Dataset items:
START

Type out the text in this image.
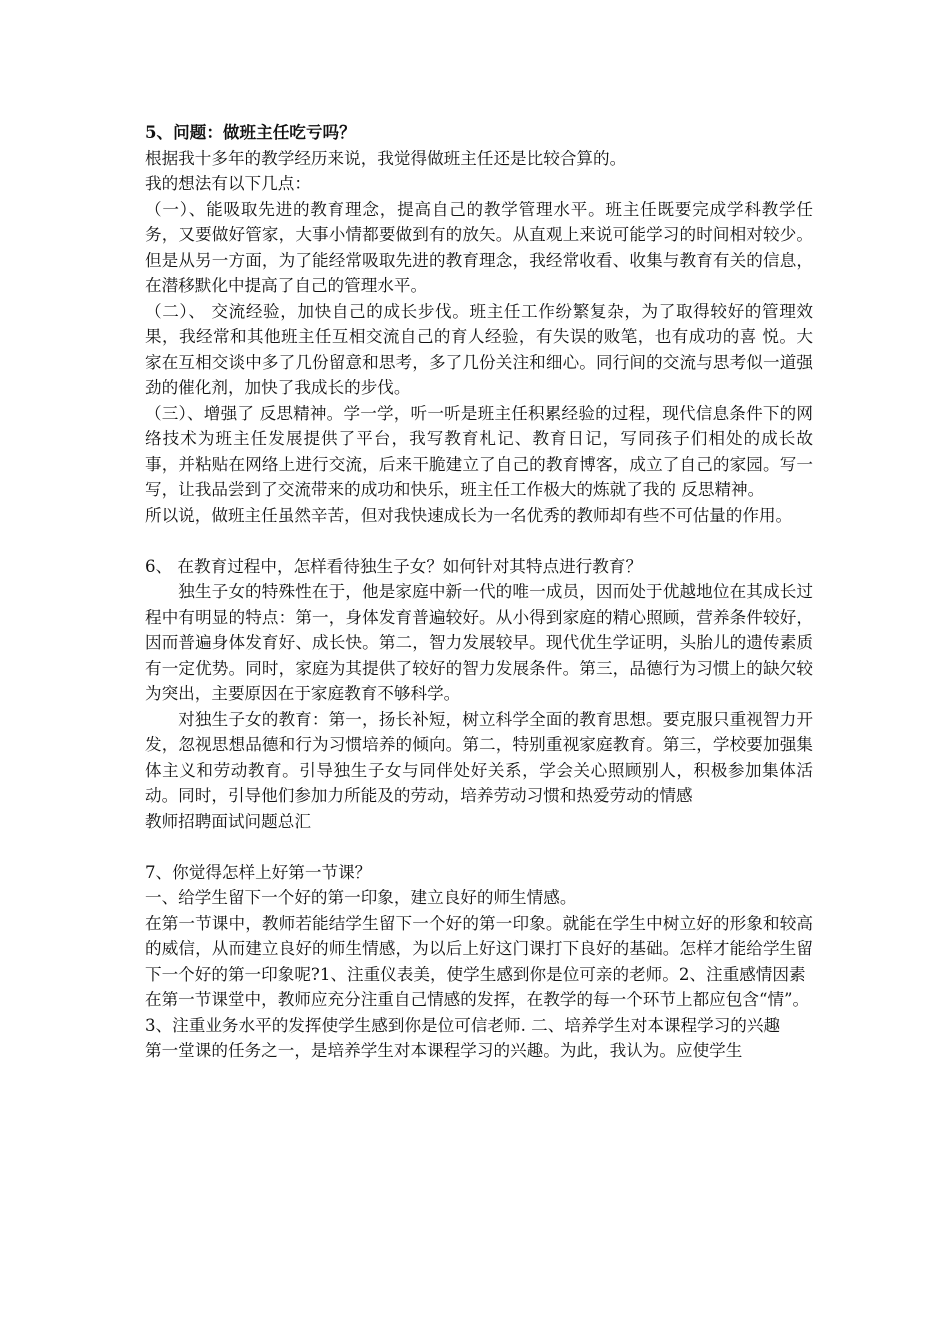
5、问题：做班主任吃亏吗？

根据我十多年的教学经历来说，我觉得做班主任还是比较合算的。

我的想法有以下几点：

（一）、能吸取先进的教育理念，提高自己的教学管理水平。班主任既要完成学科教学任务，又要做好管家，大事小情都要做到有的放矢。从直观上来说可能学习的时间相对较少。但是从另一方面，为了能经常吸取先进的教育理念，我经常收看、收集与教育有关的信息，在潜移默化中提高了自己的管理水平。

（二）、 交流经验，加快自己的成长步伐。班主任工作纷繁复杂，为了取得较好的管理效果，我经常和其他班主任互相交流自己的育人经验，有失误的败笔，也有成功的喜 悦。大家在互相交谈中多了几份留意和思考，多了几份关注和细心。同行间的交流与思考似一道强劲的催化剂，加快了我成长的步伐。

（三）、增强了 反思精神。学一学，听一听是班主任积累经验的过程，现代信息条件下的网络技术为班主任发展提供了平台，我写教育札记、教育日记，写同孩子们相处的成长故 事，并粘贴在网络上进行交流，后来干脆建立了自己的教育博客，成立了自己的家园。写一写，让我品尝到了交流带来的成功和快乐，班主任工作极大的炼就了我的 反思精神。

所以说，做班主任虽然辛苦，但对我快速成长为一名优秀的教师却有些不可估量的作用。

6、 在教育过程中，怎样看待独生子女？如何针对其特点进行教育？

独生子女的特殊性在于，他是家庭中新一代的唯一成员，因而处于优越地位在其成长过程中有明显的特点：第一，身体发育普遍较好。从小得到家庭的精心照顾，营养条件较好，因而普遍身体发育好、成长快。第二，智力发展较早。现代优生学证明，头胎儿的遗传素质有一定优势。同时，家庭为其提供了较好的智力发展条件。第三，品德行为习惯上的缺欠较为突出，主要原因在于家庭教育不够科学。

对独生子女的教育：第一，扬长补短，树立科学全面的教育思想。要克服只重视智力开发，忽视思想品德和行为习惯培养的倾向。第二，特别重视家庭教育。第三，学校要加强集体主义和劳动教育。引导独生子女与同伴处好关系，学会关心照顾别人，积极参加集体活动。同时，引导他们参加力所能及的劳动，培养劳动习惯和热爱劳动的情感

教师招聘面试问题总汇

7、你觉得怎样上好第一节课？

一、给学生留下一个好的第一印象，建立良好的师生情感。

在第一节课中，教师若能结学生留下一个好的第一印象。就能在学生中树立好的形象和较高的威信，从而建立良好的师生情感，为以后上好这门课打下良好的基础。怎样才能给学生留下一个好的第一印象呢?1、注重仪表美，使学生感到你是位可亲的老师。2、注重感情因素

在第一节课堂中，教师应充分注重自己情感的发挥，在教学的每一个环节上都应包含“情”。

3、注重业务水平的发挥使学生感到你是位可信老师. 二、培养学生对本课程学习的兴趣

第一堂课的任务之一，是培养学生对本课程学习的兴趣。为此，我认为。应使学生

END

Transcribe all the data word for word; the images stay out.

Type out the text in this image.
5、问题：做班主任吃亏吗？

根据我十多年的教学经历来说，我觉得做班主任还是比较合算的。

我的想法有以下几点：

（一）、能吸取先进的教育理念，提高自己的教学管理水平。班主任既要完成学科教学任务，又要做好管家，大事小情都要做到有的放矢。从直观上来说可能学习的时间相对较少。但是从另一方面，为了能经常吸取先进的教育理念，我经常收看、收集与教育有关的信息，在潜移默化中提高了自己的管理水平。

（二）、 交流经验，加快自己的成长步伐。班主任工作纷繁复杂，为了取得较好的管理效果，我经常和其他班主任互相交流自己的育人经验，有失误的败笔，也有成功的喜 悦。大家在互相交谈中多了几份留意和思考，多了几份关注和细心。同行间的交流与思考似一道强劲的催化剂，加快了我成长的步伐。

（三）、增强了 反思精神。学一学，听一听是班主任积累经验的过程，现代信息条件下的网络技术为班主任发展提供了平台，我写教育札记、教育日记，写同孩子们相处的成长故 事，并粘贴在网络上进行交流，后来干脆建立了自己的教育博客，成立了自己的家园。写一写，让我品尝到了交流带来的成功和快乐，班主任工作极大的炼就了我的 反思精神。

所以说，做班主任虽然辛苦，但对我快速成长为一名优秀的教师却有些不可估量的作用。

6、 在教育过程中，怎样看待独生子女？如何针对其特点进行教育？

独生子女的特殊性在于，他是家庭中新一代的唯一成员，因而处于优越地位在其成长过程中有明显的特点：第一，身体发育普遍较好。从小得到家庭的精心照顾，营养条件较好，因而普遍身体发育好、成长快。第二，智力发展较早。现代优生学证明，头胎儿的遗传素质有一定优势。同时，家庭为其提供了较好的智力发展条件。第三，品德行为习惯上的缺欠较为突出，主要原因在于家庭教育不够科学。

对独生子女的教育：第一，扬长补短，树立科学全面的教育思想。要克服只重视智力开发，忽视思想品德和行为习惯培养的倾向。第二，特别重视家庭教育。第三，学校要加强集体主义和劳动教育。引导独生子女与同伴处好关系，学会关心照顾别人，积极参加集体活动。同时，引导他们参加力所能及的劳动，培养劳动习惯和热爱劳动的情感

教师招聘面试问题总汇

7、你觉得怎样上好第一节课？

一、给学生留下一个好的第一印象，建立良好的师生情感。

在第一节课中，教师若能结学生留下一个好的第一印象。就能在学生中树立好的形象和较高的威信，从而建立良好的师生情感，为以后上好这门课打下良好的基础。怎样才能给学生留下一个好的第一印象呢?1、注重仪表美，使学生感到你是位可亲的老师。2、注重感情因素

在第一节课堂中，教师应充分注重自己情感的发挥，在教学的每一个环节上都应包含“情”。

3、注重业务水平的发挥使学生感到你是位可信老师. 二、培养学生对本课程学习的兴趣

第一堂课的任务之一，是培养学生对本课程学习的兴趣。为此，我认为。应使学生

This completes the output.